## TASK OBJECTIVE
Locate the string "icon" in the records below. Copy every line where it occurs.

## DATASET RECORDS
______________________________
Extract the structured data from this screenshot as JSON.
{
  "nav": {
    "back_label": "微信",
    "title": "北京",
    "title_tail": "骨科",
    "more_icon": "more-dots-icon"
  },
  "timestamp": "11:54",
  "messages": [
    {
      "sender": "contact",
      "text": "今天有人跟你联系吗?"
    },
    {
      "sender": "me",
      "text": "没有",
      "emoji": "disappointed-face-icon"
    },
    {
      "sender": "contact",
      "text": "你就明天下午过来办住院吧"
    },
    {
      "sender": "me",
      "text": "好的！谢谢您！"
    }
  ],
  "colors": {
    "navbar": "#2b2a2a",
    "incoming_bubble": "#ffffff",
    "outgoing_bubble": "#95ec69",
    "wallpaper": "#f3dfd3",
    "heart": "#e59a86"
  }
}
______________________________
## CORRECT ANSWER
    "more_icon": "more-dots-icon"
      "emoji": "disappointed-face-icon"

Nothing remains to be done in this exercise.